TASK BRIEF
Go through the entries below and copy each line containing the word "name".

PROVIDED DATA

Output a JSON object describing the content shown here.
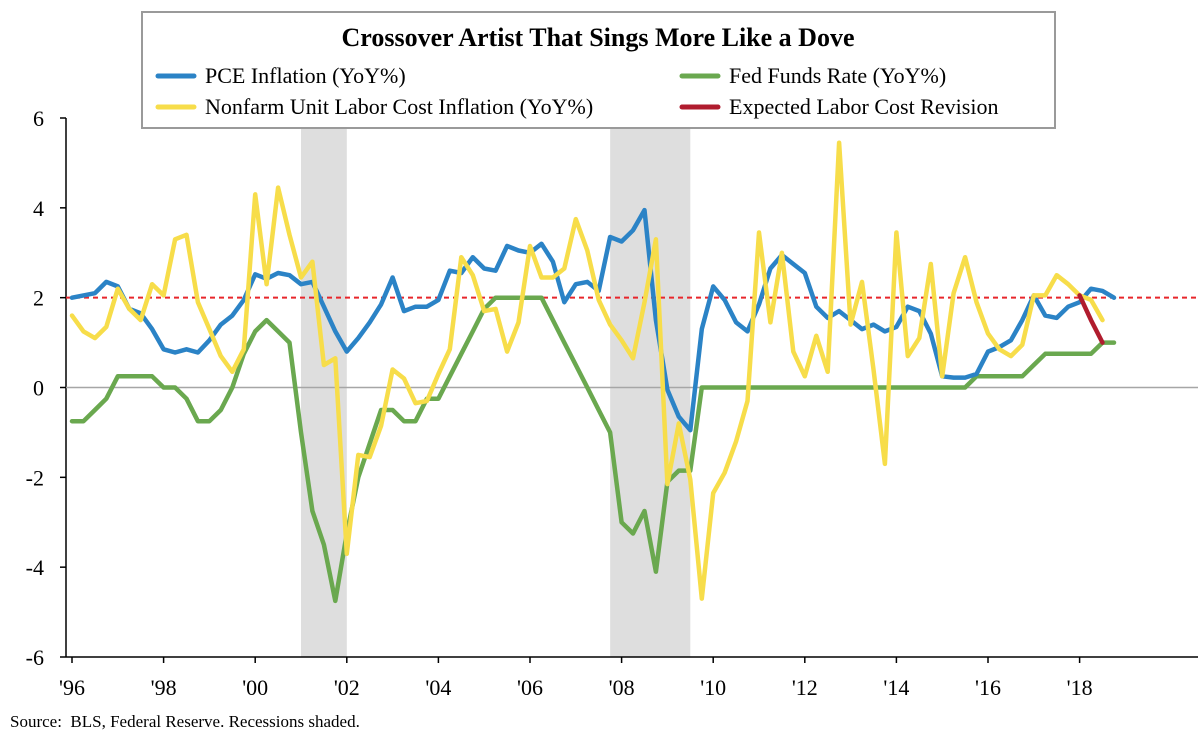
{
  "chart_data": {
    "type": "line",
    "title": "Crossover Artist That Sings More Like a Dove",
    "source": "Source:  BLS, Federal Reserve. Recessions shaded.",
    "xlabel": "",
    "ylabel": "",
    "xlim": [
      1996,
      2019.8
    ],
    "ylim": [
      -6,
      6
    ],
    "y_ticks": [
      6,
      4,
      2,
      0,
      -2,
      -4,
      -6
    ],
    "x_ticks": [
      1996,
      1998,
      2000,
      2002,
      2004,
      2006,
      2008,
      2010,
      2012,
      2014,
      2016,
      2018
    ],
    "x_tick_labels": [
      "'96",
      "'98",
      "'00",
      "'02",
      "'04",
      "'06",
      "'08",
      "'10",
      "'12",
      "'14",
      "'16",
      "'18"
    ],
    "grid": false,
    "reference_line": {
      "value": 2,
      "color": "#e8262b",
      "style": "dashed"
    },
    "recessions": [
      [
        2001.0,
        2002.0
      ],
      [
        2007.75,
        2009.5
      ]
    ],
    "legend_placement": "top",
    "series": [
      {
        "name": "PCE Inflation (YoY%)",
        "color": "#2b83c6",
        "points": [
          [
            1996.0,
            2.0
          ],
          [
            1996.25,
            2.05
          ],
          [
            1996.5,
            2.1
          ],
          [
            1996.75,
            2.35
          ],
          [
            1997.0,
            2.25
          ],
          [
            1997.25,
            1.75
          ],
          [
            1997.5,
            1.65
          ],
          [
            1997.75,
            1.3
          ],
          [
            1998.0,
            0.85
          ],
          [
            1998.25,
            0.78
          ],
          [
            1998.5,
            0.85
          ],
          [
            1998.75,
            0.78
          ],
          [
            1999.0,
            1.05
          ],
          [
            1999.25,
            1.4
          ],
          [
            1999.5,
            1.6
          ],
          [
            1999.75,
            1.95
          ],
          [
            2000.0,
            2.52
          ],
          [
            2000.25,
            2.42
          ],
          [
            2000.5,
            2.55
          ],
          [
            2000.75,
            2.5
          ],
          [
            2001.0,
            2.3
          ],
          [
            2001.25,
            2.35
          ],
          [
            2001.5,
            1.8
          ],
          [
            2001.75,
            1.25
          ],
          [
            2002.0,
            0.8
          ],
          [
            2002.25,
            1.1
          ],
          [
            2002.5,
            1.45
          ],
          [
            2002.75,
            1.85
          ],
          [
            2003.0,
            2.45
          ],
          [
            2003.25,
            1.7
          ],
          [
            2003.5,
            1.8
          ],
          [
            2003.75,
            1.8
          ],
          [
            2004.0,
            1.95
          ],
          [
            2004.25,
            2.6
          ],
          [
            2004.5,
            2.55
          ],
          [
            2004.75,
            2.9
          ],
          [
            2005.0,
            2.65
          ],
          [
            2005.25,
            2.6
          ],
          [
            2005.5,
            3.15
          ],
          [
            2005.75,
            3.05
          ],
          [
            2006.0,
            3.0
          ],
          [
            2006.25,
            3.2
          ],
          [
            2006.5,
            2.8
          ],
          [
            2006.75,
            1.9
          ],
          [
            2007.0,
            2.3
          ],
          [
            2007.25,
            2.35
          ],
          [
            2007.5,
            2.15
          ],
          [
            2007.75,
            3.35
          ],
          [
            2008.0,
            3.25
          ],
          [
            2008.25,
            3.5
          ],
          [
            2008.5,
            3.95
          ],
          [
            2008.75,
            1.5
          ],
          [
            2009.0,
            -0.05
          ],
          [
            2009.25,
            -0.65
          ],
          [
            2009.5,
            -0.95
          ],
          [
            2009.75,
            1.3
          ],
          [
            2010.0,
            2.25
          ],
          [
            2010.25,
            1.95
          ],
          [
            2010.5,
            1.45
          ],
          [
            2010.75,
            1.25
          ],
          [
            2011.0,
            1.85
          ],
          [
            2011.25,
            2.65
          ],
          [
            2011.5,
            2.95
          ],
          [
            2011.75,
            2.75
          ],
          [
            2012.0,
            2.55
          ],
          [
            2012.25,
            1.8
          ],
          [
            2012.5,
            1.55
          ],
          [
            2012.75,
            1.7
          ],
          [
            2013.0,
            1.5
          ],
          [
            2013.25,
            1.3
          ],
          [
            2013.5,
            1.4
          ],
          [
            2013.75,
            1.25
          ],
          [
            2014.0,
            1.35
          ],
          [
            2014.25,
            1.8
          ],
          [
            2014.5,
            1.7
          ],
          [
            2014.75,
            1.2
          ],
          [
            2015.0,
            0.25
          ],
          [
            2015.25,
            0.22
          ],
          [
            2015.5,
            0.22
          ],
          [
            2015.75,
            0.3
          ],
          [
            2016.0,
            0.8
          ],
          [
            2016.25,
            0.9
          ],
          [
            2016.5,
            1.05
          ],
          [
            2016.75,
            1.5
          ],
          [
            2017.0,
            2.05
          ],
          [
            2017.25,
            1.6
          ],
          [
            2017.5,
            1.55
          ],
          [
            2017.75,
            1.8
          ],
          [
            2018.0,
            1.9
          ],
          [
            2018.25,
            2.2
          ],
          [
            2018.5,
            2.15
          ],
          [
            2018.75,
            2.0
          ]
        ]
      },
      {
        "name": "Fed Funds Rate (YoY%)",
        "color": "#6aa84f",
        "points": [
          [
            1996.0,
            -0.75
          ],
          [
            1996.25,
            -0.75
          ],
          [
            1996.5,
            -0.5
          ],
          [
            1996.75,
            -0.25
          ],
          [
            1997.0,
            0.25
          ],
          [
            1997.25,
            0.25
          ],
          [
            1997.5,
            0.25
          ],
          [
            1997.75,
            0.25
          ],
          [
            1998.0,
            0.0
          ],
          [
            1998.25,
            0.0
          ],
          [
            1998.5,
            -0.25
          ],
          [
            1998.75,
            -0.75
          ],
          [
            1999.0,
            -0.75
          ],
          [
            1999.25,
            -0.5
          ],
          [
            1999.5,
            0.0
          ],
          [
            1999.75,
            0.75
          ],
          [
            2000.0,
            1.25
          ],
          [
            2000.25,
            1.5
          ],
          [
            2000.5,
            1.25
          ],
          [
            2000.75,
            1.0
          ],
          [
            2001.0,
            -1.0
          ],
          [
            2001.25,
            -2.75
          ],
          [
            2001.5,
            -3.5
          ],
          [
            2001.75,
            -4.75
          ],
          [
            2002.0,
            -3.25
          ],
          [
            2002.25,
            -2.0
          ],
          [
            2002.5,
            -1.25
          ],
          [
            2002.75,
            -0.5
          ],
          [
            2003.0,
            -0.5
          ],
          [
            2003.25,
            -0.75
          ],
          [
            2003.5,
            -0.75
          ],
          [
            2003.75,
            -0.25
          ],
          [
            2004.0,
            -0.25
          ],
          [
            2004.25,
            0.25
          ],
          [
            2004.5,
            0.75
          ],
          [
            2004.75,
            1.25
          ],
          [
            2005.0,
            1.75
          ],
          [
            2005.25,
            2.0
          ],
          [
            2005.5,
            2.0
          ],
          [
            2005.75,
            2.0
          ],
          [
            2006.0,
            2.0
          ],
          [
            2006.25,
            2.0
          ],
          [
            2006.5,
            1.5
          ],
          [
            2006.75,
            1.0
          ],
          [
            2007.0,
            0.5
          ],
          [
            2007.25,
            0.0
          ],
          [
            2007.5,
            -0.5
          ],
          [
            2007.75,
            -1.0
          ],
          [
            2008.0,
            -3.0
          ],
          [
            2008.25,
            -3.25
          ],
          [
            2008.5,
            -2.75
          ],
          [
            2008.75,
            -4.1
          ],
          [
            2009.0,
            -2.1
          ],
          [
            2009.25,
            -1.85
          ],
          [
            2009.5,
            -1.85
          ],
          [
            2009.75,
            0.0
          ],
          [
            2010.0,
            0.0
          ],
          [
            2011.0,
            0.0
          ],
          [
            2012.0,
            0.0
          ],
          [
            2013.0,
            0.0
          ],
          [
            2014.0,
            0.0
          ],
          [
            2015.0,
            0.0
          ],
          [
            2015.25,
            0.0
          ],
          [
            2015.5,
            0.0
          ],
          [
            2015.75,
            0.25
          ],
          [
            2016.0,
            0.25
          ],
          [
            2016.25,
            0.25
          ],
          [
            2016.5,
            0.25
          ],
          [
            2016.75,
            0.25
          ],
          [
            2017.0,
            0.5
          ],
          [
            2017.25,
            0.75
          ],
          [
            2017.5,
            0.75
          ],
          [
            2017.75,
            0.75
          ],
          [
            2018.0,
            0.75
          ],
          [
            2018.25,
            0.75
          ],
          [
            2018.5,
            1.0
          ],
          [
            2018.75,
            1.0
          ]
        ]
      },
      {
        "name": "Nonfarm Unit Labor Cost Inflation (YoY%)",
        "color": "#f7dd4a",
        "points": [
          [
            1996.0,
            1.6
          ],
          [
            1996.25,
            1.25
          ],
          [
            1996.5,
            1.1
          ],
          [
            1996.75,
            1.35
          ],
          [
            1997.0,
            2.2
          ],
          [
            1997.25,
            1.75
          ],
          [
            1997.5,
            1.5
          ],
          [
            1997.75,
            2.3
          ],
          [
            1998.0,
            2.05
          ],
          [
            1998.25,
            3.3
          ],
          [
            1998.5,
            3.4
          ],
          [
            1998.75,
            1.9
          ],
          [
            1999.0,
            1.3
          ],
          [
            1999.25,
            0.7
          ],
          [
            1999.5,
            0.35
          ],
          [
            1999.75,
            0.85
          ],
          [
            2000.0,
            4.3
          ],
          [
            2000.25,
            2.3
          ],
          [
            2000.5,
            4.45
          ],
          [
            2000.75,
            3.4
          ],
          [
            2001.0,
            2.45
          ],
          [
            2001.25,
            2.8
          ],
          [
            2001.5,
            0.5
          ],
          [
            2001.75,
            0.65
          ],
          [
            2002.0,
            -3.7
          ],
          [
            2002.25,
            -1.5
          ],
          [
            2002.5,
            -1.55
          ],
          [
            2002.75,
            -0.85
          ],
          [
            2003.0,
            0.4
          ],
          [
            2003.25,
            0.2
          ],
          [
            2003.5,
            -0.35
          ],
          [
            2003.75,
            -0.3
          ],
          [
            2004.0,
            0.3
          ],
          [
            2004.25,
            0.85
          ],
          [
            2004.5,
            2.9
          ],
          [
            2004.75,
            2.5
          ],
          [
            2005.0,
            1.7
          ],
          [
            2005.25,
            1.75
          ],
          [
            2005.5,
            0.8
          ],
          [
            2005.75,
            1.45
          ],
          [
            2006.0,
            3.15
          ],
          [
            2006.25,
            2.45
          ],
          [
            2006.5,
            2.45
          ],
          [
            2006.75,
            2.65
          ],
          [
            2007.0,
            3.75
          ],
          [
            2007.25,
            3.05
          ],
          [
            2007.5,
            1.95
          ],
          [
            2007.75,
            1.4
          ],
          [
            2008.0,
            1.05
          ],
          [
            2008.25,
            0.65
          ],
          [
            2008.5,
            1.9
          ],
          [
            2008.75,
            3.3
          ],
          [
            2009.0,
            -2.15
          ],
          [
            2009.25,
            -0.8
          ],
          [
            2009.5,
            -2.05
          ],
          [
            2009.75,
            -4.7
          ],
          [
            2010.0,
            -2.35
          ],
          [
            2010.25,
            -1.9
          ],
          [
            2010.5,
            -1.2
          ],
          [
            2010.75,
            -0.3
          ],
          [
            2011.0,
            3.45
          ],
          [
            2011.25,
            1.45
          ],
          [
            2011.5,
            3.0
          ],
          [
            2011.75,
            0.8
          ],
          [
            2012.0,
            0.25
          ],
          [
            2012.25,
            1.15
          ],
          [
            2012.5,
            0.35
          ],
          [
            2012.75,
            5.45
          ],
          [
            2013.0,
            1.4
          ],
          [
            2013.25,
            2.35
          ],
          [
            2013.5,
            0.4
          ],
          [
            2013.75,
            -1.7
          ],
          [
            2014.0,
            3.45
          ],
          [
            2014.25,
            0.7
          ],
          [
            2014.5,
            1.1
          ],
          [
            2014.75,
            2.75
          ],
          [
            2015.0,
            0.25
          ],
          [
            2015.25,
            2.1
          ],
          [
            2015.5,
            2.9
          ],
          [
            2015.75,
            1.9
          ],
          [
            2016.0,
            1.2
          ],
          [
            2016.25,
            0.85
          ],
          [
            2016.5,
            0.7
          ],
          [
            2016.75,
            0.95
          ],
          [
            2017.0,
            2.05
          ],
          [
            2017.25,
            2.05
          ],
          [
            2017.5,
            2.5
          ],
          [
            2017.75,
            2.3
          ],
          [
            2018.0,
            2.05
          ],
          [
            2018.25,
            1.95
          ],
          [
            2018.5,
            1.5
          ]
        ]
      },
      {
        "name": "Expected Labor Cost Revision",
        "color": "#b01c2e",
        "points": [
          [
            2018.0,
            2.05
          ],
          [
            2018.25,
            1.5
          ],
          [
            2018.5,
            1.0
          ]
        ]
      }
    ]
  }
}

REPLY TO THE TASK
        "name": "PCE Inflation (YoY%)",
        "name": "Fed Funds Rate (YoY%)",
        "name": "Nonfarm Unit Labor Cost Inflation (YoY%)",
        "name": "Expected Labor Cost Revision",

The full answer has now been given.